Using Visual Studio 2012, I was building from the command line a software which was built until now using an older version (guess it was Visual Studio 2005). There were of course many things I had to change in the code itself (so much for portability…). And of course I had to upgrade the project in the solutions to VS2012 (using the devenv /upgrade command).
After converting the projects and modifying the code, I got the following error messages on a few projects:
error LNK2026: module unsafe for SAFESEH image.
fatal error LNK1281: Unable to generate SAFESEH image.
This means that the linker was started with the option meaning /SAFESEH “image has safe exception handlers” (also note that we only got this because we’re still building 32bit targets). The error occurs because some input modules were not compatible with the safe exception handlers feature of the linker. In our case it was some third party lib files for which I did not have the source code. These lib files are not be compatible with safe exception handlers is because they were created with an older version of the Visual C++ compiler.

> **WORK TASK**: Using the build-error post above, please name the command used to upgrade the projects to VS2012.

> **GIVEN INFORMATION**:

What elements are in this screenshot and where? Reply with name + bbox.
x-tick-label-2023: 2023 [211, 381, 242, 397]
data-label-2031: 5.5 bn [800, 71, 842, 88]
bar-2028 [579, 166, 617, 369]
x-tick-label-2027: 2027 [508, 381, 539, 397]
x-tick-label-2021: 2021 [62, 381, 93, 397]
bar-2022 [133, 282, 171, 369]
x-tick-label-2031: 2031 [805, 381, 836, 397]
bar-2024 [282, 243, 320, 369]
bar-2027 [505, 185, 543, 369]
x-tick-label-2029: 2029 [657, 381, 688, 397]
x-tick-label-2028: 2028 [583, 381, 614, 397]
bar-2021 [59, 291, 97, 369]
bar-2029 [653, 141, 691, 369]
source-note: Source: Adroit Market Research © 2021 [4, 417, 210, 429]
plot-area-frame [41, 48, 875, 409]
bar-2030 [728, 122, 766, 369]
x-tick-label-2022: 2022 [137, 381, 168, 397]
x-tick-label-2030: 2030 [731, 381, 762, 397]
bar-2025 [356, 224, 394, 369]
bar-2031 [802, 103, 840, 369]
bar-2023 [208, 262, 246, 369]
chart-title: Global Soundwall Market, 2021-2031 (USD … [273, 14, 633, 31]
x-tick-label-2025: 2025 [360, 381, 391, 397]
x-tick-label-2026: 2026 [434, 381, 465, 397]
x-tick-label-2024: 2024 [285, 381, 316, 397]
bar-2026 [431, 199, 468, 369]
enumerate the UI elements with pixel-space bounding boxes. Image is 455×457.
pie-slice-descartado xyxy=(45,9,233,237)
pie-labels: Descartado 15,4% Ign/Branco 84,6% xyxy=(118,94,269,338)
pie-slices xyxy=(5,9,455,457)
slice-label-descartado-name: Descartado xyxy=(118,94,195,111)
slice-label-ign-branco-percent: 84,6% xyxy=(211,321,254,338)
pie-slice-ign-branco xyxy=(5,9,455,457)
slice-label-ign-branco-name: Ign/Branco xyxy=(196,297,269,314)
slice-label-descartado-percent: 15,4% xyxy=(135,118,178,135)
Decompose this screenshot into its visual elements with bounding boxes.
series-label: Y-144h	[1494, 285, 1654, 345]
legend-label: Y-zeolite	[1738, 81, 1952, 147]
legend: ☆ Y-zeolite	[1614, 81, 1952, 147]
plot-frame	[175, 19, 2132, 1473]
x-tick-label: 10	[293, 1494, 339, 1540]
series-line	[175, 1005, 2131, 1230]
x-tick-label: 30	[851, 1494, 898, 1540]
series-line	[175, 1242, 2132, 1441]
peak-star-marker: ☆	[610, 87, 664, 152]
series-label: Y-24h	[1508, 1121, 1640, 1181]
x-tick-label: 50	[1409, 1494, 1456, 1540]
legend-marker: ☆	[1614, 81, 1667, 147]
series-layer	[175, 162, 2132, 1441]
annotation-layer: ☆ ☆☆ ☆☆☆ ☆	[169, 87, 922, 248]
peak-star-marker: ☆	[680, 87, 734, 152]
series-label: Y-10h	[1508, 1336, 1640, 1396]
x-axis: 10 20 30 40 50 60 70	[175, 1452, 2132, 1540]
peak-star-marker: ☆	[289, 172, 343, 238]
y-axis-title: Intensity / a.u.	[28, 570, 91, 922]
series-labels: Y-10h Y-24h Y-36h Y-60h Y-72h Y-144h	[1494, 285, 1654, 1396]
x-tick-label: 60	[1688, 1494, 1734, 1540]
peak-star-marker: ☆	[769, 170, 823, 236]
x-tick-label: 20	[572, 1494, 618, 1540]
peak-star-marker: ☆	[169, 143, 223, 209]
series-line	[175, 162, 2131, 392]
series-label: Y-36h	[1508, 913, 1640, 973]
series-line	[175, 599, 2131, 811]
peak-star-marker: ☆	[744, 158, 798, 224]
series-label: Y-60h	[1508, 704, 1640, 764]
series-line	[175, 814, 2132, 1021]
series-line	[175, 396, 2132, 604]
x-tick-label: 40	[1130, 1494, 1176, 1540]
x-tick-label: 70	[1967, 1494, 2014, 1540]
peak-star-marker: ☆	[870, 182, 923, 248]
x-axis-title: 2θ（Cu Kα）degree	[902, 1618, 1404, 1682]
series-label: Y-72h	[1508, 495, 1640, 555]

> **ANSWER SPACE**: devenv /upgrade